Examine the material below. Gather every line in which the string "this" appears.

★ ★ ★ ★ ★ ★ ★

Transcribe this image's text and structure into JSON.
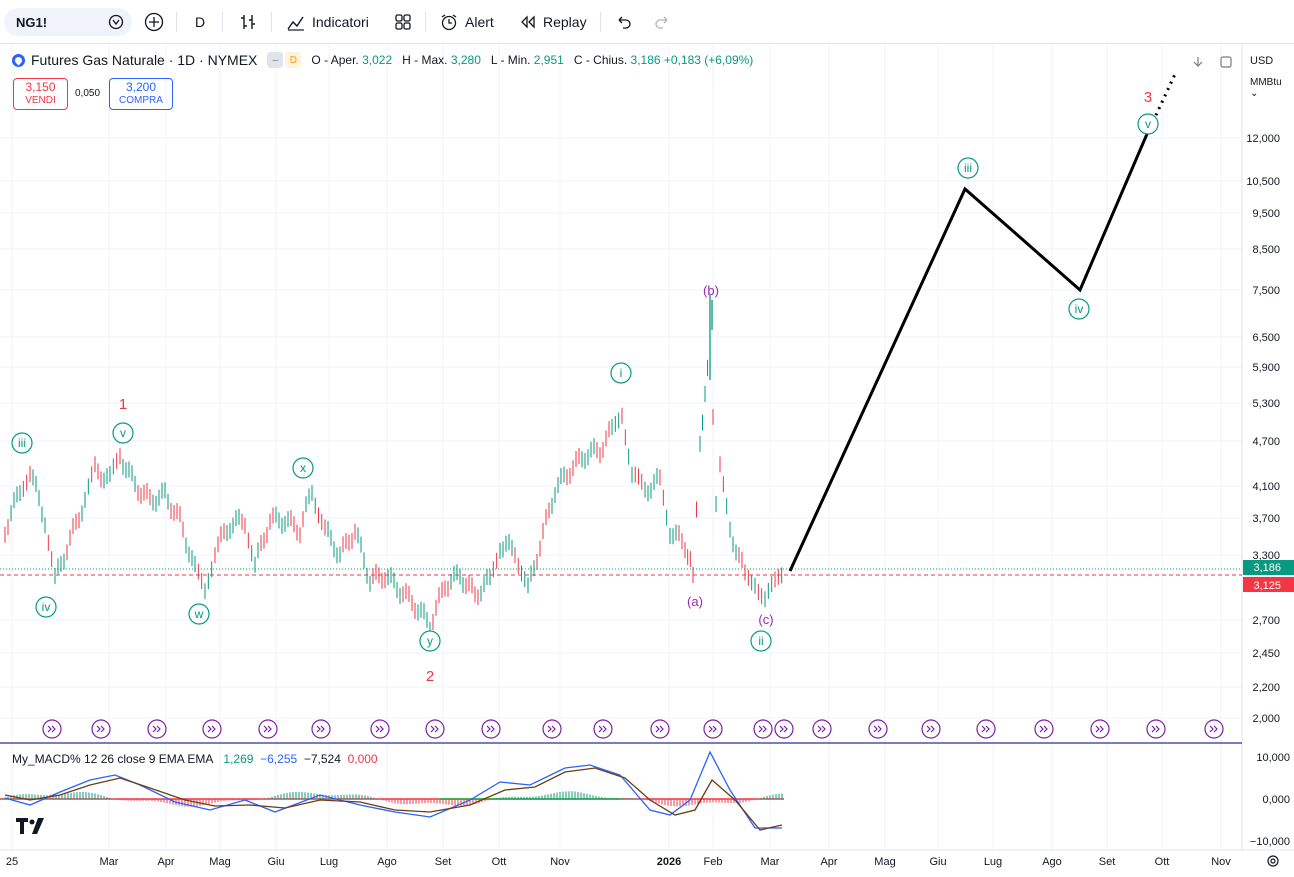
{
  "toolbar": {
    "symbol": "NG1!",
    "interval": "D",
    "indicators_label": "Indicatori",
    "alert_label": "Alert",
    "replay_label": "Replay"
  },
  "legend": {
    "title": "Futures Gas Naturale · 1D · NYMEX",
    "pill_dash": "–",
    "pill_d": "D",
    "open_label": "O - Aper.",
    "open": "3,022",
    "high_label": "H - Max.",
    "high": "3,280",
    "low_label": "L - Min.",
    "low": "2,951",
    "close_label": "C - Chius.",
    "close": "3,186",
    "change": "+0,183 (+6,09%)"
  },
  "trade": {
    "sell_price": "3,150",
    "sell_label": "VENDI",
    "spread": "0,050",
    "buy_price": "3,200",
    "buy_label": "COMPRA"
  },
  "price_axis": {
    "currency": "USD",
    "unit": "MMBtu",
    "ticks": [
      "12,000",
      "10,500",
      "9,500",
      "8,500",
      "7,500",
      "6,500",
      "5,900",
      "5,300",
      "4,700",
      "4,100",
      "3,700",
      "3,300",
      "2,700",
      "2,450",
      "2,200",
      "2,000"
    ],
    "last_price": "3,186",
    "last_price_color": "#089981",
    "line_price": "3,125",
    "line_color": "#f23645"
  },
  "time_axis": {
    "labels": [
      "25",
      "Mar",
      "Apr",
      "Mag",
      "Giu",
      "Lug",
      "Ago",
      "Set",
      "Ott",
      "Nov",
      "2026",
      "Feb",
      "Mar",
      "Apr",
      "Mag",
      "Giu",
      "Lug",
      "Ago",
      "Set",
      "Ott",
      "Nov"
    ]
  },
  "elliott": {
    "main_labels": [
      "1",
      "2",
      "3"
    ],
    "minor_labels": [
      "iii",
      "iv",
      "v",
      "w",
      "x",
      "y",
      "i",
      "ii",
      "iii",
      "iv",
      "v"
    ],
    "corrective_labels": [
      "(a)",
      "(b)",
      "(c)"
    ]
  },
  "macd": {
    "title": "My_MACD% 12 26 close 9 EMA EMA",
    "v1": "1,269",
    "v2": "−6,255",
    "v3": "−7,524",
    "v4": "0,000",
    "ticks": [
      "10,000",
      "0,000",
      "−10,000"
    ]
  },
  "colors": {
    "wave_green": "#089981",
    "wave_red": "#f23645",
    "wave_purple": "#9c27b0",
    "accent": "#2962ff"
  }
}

★ ★ ★ ★ ★ ★ ★

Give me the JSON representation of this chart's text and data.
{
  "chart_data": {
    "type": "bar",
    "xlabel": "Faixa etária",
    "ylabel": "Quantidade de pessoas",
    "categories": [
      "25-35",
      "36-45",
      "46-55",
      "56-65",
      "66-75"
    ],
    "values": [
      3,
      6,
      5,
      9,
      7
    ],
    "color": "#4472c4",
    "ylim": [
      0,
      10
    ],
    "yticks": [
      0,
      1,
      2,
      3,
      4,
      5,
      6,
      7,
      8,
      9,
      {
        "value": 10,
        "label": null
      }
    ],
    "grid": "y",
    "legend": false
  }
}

★ ★ ★ ★ ★ ★ ★

> **Task solution**
Transcribe this image's text and structure into JSON.
Give me the JSON representation of this chart's text and data.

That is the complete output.